_EXERCISE INPUT_:
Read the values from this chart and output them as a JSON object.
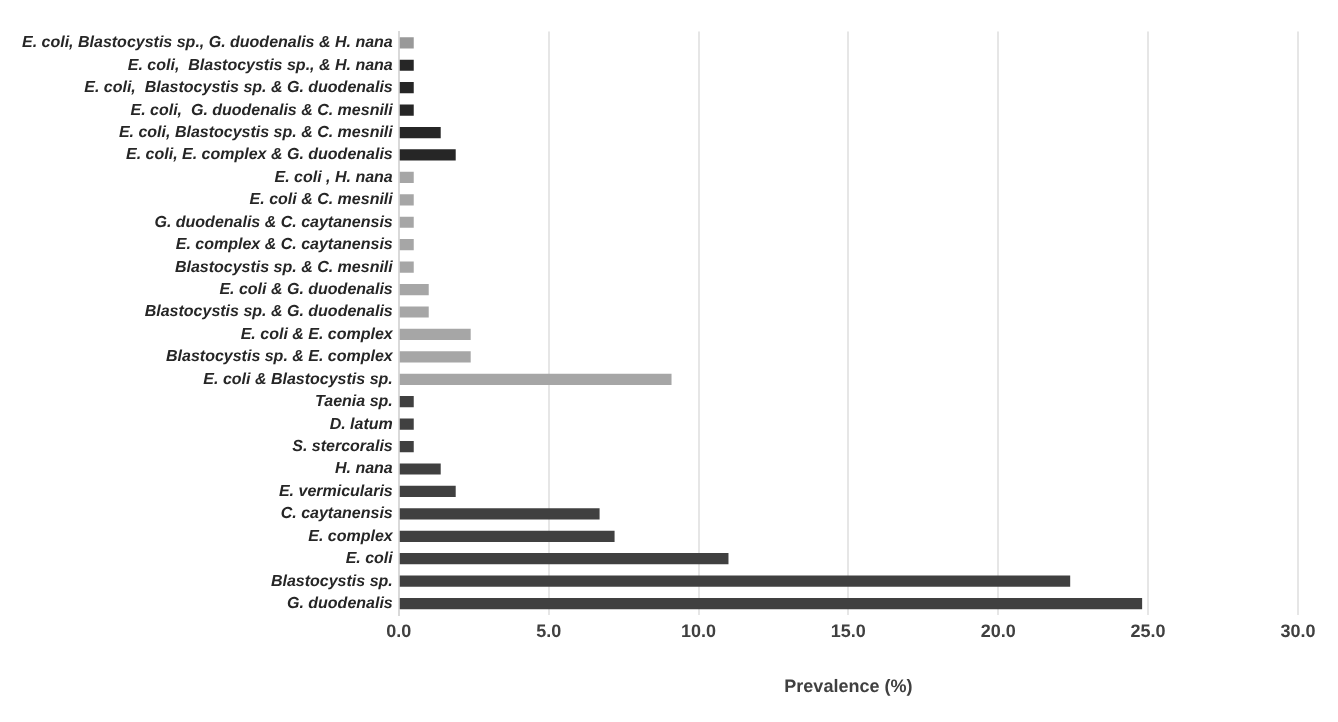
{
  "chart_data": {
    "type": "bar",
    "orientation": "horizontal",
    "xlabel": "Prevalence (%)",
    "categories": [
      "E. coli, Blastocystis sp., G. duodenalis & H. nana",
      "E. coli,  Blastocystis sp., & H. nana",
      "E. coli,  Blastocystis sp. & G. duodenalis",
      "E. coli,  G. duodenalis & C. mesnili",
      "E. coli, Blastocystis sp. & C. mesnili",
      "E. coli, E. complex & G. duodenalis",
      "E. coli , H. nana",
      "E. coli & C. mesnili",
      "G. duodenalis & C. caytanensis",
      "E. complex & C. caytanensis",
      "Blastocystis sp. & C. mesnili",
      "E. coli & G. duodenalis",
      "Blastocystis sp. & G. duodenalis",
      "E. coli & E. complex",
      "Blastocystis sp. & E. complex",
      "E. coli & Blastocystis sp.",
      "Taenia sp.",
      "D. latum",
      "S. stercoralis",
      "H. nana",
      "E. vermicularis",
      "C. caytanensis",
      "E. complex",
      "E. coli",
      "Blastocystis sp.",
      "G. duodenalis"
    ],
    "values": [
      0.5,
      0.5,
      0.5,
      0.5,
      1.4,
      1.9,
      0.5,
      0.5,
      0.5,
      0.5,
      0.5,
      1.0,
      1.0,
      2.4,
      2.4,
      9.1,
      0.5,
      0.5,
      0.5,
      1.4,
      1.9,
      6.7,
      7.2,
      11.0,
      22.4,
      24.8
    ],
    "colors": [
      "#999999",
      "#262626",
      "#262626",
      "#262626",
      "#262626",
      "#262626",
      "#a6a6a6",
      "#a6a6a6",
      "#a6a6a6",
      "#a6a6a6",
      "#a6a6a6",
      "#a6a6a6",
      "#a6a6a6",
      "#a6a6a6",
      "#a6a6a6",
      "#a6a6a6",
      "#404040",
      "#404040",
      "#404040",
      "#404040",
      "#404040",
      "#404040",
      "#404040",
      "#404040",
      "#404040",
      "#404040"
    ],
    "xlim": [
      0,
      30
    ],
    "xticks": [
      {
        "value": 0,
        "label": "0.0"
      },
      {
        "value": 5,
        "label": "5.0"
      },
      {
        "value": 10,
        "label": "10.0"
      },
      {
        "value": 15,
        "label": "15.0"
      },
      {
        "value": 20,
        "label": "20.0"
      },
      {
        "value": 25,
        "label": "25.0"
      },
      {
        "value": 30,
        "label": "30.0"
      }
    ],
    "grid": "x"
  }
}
--
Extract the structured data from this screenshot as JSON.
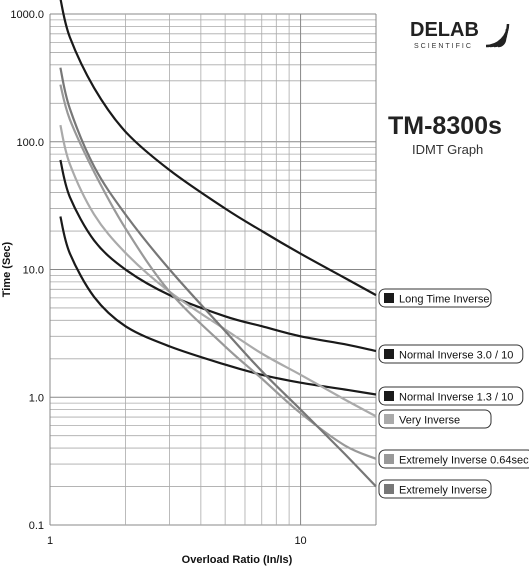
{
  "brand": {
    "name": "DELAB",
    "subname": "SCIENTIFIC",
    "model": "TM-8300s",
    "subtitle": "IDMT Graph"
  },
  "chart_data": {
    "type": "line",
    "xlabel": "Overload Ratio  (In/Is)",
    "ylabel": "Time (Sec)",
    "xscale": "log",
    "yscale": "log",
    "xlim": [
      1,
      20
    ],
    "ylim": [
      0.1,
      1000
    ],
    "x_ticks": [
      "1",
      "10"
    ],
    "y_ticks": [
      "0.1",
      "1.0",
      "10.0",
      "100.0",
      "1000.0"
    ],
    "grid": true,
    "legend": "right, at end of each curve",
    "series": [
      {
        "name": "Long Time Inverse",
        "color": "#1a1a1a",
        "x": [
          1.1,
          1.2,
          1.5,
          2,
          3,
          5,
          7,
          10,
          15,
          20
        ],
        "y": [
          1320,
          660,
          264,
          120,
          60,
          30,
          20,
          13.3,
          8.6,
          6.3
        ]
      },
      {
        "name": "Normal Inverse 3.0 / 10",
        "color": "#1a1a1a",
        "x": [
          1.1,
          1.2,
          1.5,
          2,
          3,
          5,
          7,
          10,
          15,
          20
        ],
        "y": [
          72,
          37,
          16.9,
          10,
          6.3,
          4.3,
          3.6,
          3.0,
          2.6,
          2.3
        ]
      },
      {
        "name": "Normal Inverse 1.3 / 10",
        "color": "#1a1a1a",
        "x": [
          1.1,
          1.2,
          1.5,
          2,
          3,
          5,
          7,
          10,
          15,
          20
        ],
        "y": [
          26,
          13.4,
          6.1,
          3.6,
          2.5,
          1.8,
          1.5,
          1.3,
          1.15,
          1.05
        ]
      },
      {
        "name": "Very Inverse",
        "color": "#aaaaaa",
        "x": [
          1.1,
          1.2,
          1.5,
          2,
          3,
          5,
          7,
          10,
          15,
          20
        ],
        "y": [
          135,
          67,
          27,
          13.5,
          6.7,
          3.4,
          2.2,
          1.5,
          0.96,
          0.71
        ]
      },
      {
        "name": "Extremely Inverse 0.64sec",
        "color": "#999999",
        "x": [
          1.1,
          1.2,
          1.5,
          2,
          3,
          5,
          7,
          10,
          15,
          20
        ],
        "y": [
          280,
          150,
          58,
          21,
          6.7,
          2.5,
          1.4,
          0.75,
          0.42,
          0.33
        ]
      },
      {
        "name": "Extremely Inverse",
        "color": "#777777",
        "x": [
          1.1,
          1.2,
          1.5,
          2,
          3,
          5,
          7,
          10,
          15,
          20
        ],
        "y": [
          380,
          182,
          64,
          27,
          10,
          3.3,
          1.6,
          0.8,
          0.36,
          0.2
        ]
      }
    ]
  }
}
...
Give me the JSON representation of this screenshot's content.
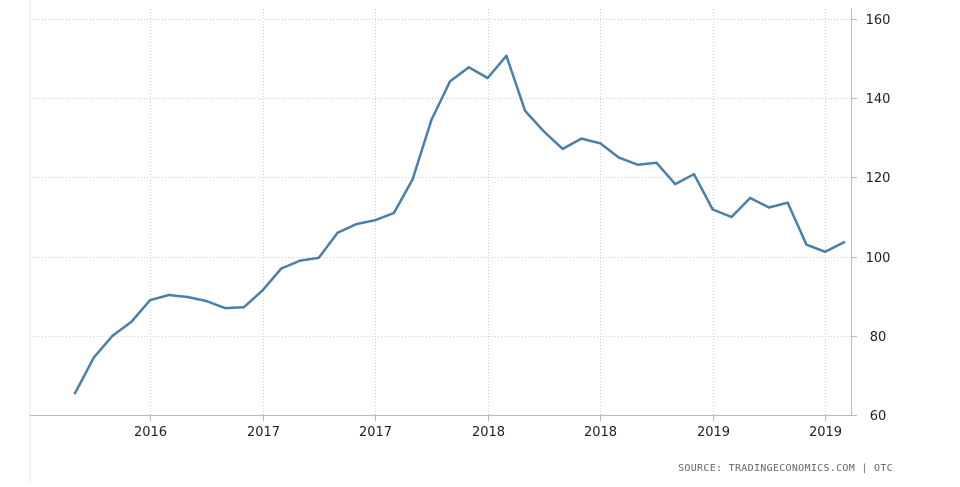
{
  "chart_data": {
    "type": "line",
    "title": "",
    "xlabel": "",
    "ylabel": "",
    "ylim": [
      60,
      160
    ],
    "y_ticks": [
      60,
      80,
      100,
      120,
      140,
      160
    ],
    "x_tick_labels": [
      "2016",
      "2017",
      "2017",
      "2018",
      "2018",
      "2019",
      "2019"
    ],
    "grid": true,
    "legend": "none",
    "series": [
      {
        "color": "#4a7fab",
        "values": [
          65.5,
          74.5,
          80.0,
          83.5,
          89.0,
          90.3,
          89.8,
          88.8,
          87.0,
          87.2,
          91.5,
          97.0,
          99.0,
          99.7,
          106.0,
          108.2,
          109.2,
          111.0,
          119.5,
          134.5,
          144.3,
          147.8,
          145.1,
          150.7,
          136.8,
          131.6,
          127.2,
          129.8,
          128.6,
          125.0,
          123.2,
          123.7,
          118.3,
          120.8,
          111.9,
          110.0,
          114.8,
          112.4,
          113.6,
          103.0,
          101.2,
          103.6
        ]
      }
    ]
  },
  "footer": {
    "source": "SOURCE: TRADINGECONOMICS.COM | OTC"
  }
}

_TASK STATEMENT_: Write down every line of the data above that includes the string "from".

_REPLY_:
Read the values from this chart and output them as a JSON object.
Extract the structured data from this screenshot as JSON.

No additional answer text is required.